** GIVEN TEXT follows **
The Scent of Hyacinths
Guest Blogger Lindsey Roth:
Nothing is more ordinary than creating new life and nothing more profound. New creatures have arisen from old for the past 3.7 billion years. Through the eons, life worked its way toward consciousness until at last it could wonder at its own existence. I feel this wonder as I kneel in the garden with my children. They are my own most remarkable contribution toward furthering life on Earth. Now they also contribute by pushing seeds into the soil of our vegetable garden with their little fingers. Each spring, sprouts emerge in yellow-green glory; though by summer’s end, we are left with scant harvest to reap. Varying forms of life lay stronger claims to the plants, and we inevitably surrender. One year it was fungus, another year it was bugs, and this year it was a chubby groundhog that took up quarters under our shed. These creatures, too, are just trying to perpetuate their kind.
** End of GIVEN TEXT **
** EXTRACTED MATERIAL follows **
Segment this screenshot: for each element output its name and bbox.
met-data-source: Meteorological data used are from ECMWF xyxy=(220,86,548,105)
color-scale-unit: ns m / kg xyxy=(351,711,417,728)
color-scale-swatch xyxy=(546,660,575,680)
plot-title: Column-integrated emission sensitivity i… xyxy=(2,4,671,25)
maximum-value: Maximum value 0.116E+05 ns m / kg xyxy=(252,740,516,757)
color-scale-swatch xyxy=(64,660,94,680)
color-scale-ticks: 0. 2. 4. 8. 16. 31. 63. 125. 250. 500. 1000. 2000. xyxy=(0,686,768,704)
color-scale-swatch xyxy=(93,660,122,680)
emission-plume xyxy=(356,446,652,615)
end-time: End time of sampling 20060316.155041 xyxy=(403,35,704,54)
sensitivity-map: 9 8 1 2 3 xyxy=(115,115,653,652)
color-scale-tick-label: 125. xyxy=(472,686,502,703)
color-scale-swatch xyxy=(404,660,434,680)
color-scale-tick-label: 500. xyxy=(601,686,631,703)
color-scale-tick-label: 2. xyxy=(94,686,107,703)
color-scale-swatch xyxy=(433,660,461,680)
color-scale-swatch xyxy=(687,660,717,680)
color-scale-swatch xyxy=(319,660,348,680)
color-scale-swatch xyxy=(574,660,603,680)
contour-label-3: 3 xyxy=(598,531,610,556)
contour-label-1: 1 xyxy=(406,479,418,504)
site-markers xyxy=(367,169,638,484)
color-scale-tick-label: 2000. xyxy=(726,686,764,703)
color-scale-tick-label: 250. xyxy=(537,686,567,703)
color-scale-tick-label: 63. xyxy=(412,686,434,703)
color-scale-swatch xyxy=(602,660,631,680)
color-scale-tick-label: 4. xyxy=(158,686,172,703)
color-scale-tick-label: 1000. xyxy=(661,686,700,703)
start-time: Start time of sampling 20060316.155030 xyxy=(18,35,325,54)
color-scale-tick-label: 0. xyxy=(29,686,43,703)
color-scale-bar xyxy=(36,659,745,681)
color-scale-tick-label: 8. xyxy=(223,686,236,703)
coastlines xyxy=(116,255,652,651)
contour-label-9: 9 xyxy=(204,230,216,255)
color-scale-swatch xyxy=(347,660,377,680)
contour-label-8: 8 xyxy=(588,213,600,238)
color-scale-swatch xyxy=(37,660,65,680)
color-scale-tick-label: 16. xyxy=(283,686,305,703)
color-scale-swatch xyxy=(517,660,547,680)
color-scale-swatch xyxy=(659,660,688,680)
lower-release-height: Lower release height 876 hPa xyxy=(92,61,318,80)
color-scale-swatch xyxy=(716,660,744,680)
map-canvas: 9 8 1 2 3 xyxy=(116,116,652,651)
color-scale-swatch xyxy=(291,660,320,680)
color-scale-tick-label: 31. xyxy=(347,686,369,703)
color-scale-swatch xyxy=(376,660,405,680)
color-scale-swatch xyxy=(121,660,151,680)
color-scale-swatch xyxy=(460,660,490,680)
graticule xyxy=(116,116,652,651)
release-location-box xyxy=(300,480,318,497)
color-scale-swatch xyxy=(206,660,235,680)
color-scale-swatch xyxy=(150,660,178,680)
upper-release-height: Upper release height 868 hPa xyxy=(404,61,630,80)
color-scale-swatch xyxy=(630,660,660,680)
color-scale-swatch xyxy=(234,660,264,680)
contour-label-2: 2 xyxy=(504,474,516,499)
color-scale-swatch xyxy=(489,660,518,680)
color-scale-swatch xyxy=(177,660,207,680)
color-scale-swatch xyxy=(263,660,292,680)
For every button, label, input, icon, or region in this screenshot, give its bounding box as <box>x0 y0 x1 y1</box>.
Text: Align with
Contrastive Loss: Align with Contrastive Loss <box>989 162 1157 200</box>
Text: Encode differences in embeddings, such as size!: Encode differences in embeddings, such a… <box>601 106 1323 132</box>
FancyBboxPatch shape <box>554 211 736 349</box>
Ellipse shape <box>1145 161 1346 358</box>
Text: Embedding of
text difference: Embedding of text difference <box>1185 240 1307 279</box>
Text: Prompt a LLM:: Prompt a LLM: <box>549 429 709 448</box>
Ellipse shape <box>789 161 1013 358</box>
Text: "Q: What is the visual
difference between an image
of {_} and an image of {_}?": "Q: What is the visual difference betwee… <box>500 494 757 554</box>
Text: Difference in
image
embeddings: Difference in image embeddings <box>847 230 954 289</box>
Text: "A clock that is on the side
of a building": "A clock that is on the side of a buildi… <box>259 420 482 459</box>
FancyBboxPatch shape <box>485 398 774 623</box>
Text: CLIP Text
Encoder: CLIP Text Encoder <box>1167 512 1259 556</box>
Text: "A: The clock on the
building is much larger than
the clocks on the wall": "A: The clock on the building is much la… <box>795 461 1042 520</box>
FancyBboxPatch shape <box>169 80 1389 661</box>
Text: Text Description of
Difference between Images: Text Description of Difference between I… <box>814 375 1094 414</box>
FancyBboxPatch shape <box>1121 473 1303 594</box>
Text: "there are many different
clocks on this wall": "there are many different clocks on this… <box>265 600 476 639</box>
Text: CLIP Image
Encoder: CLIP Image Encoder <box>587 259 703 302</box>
** End of EXTRACTED MATERIAL **
**PROBLEM TO SOLVE:** Continue the garden essay from its final sentence onward. The data has no connection to the garden essay.

**RESULT:**
I suspect the sad state of our garden was motivation for our neighbor to offer my children some nature education. Last Christmas, the kids spilled into the house hauling her gift to them: three hyacinth bulbs, clay pots, and some soil. So, on a dark December evening, when the ground outside was stiff and icy, we unfolded a tarp on the warm laminate floor and planted hyacinths. Our neighbor provided step-by-step instructions. Keep them in a dark spot and water weekly. At the time her detailed instructions seemed like overkill. They were not. One February day, as I trudged down the block with our dogs through dirty, half-melted snow, my neighbor slowed her car. “How are the hyacinths?” she asked.
“Fine, last I checked,” I answered in truth. The last I checked was December. I rushed home and was relieved to find stubby shoots had somehow found their way through the parched soil. Life was persistent.
I brought our pots into the light, and the kids kept watch as the hyacinths grew. In late February, when grey clouds unpacked their suitcases as unwanted houseguests, the brilliant purple and blue blooms at last opened. They filled the room with a strong, sweet scent. It was the scent of spring and hope for life’s next season.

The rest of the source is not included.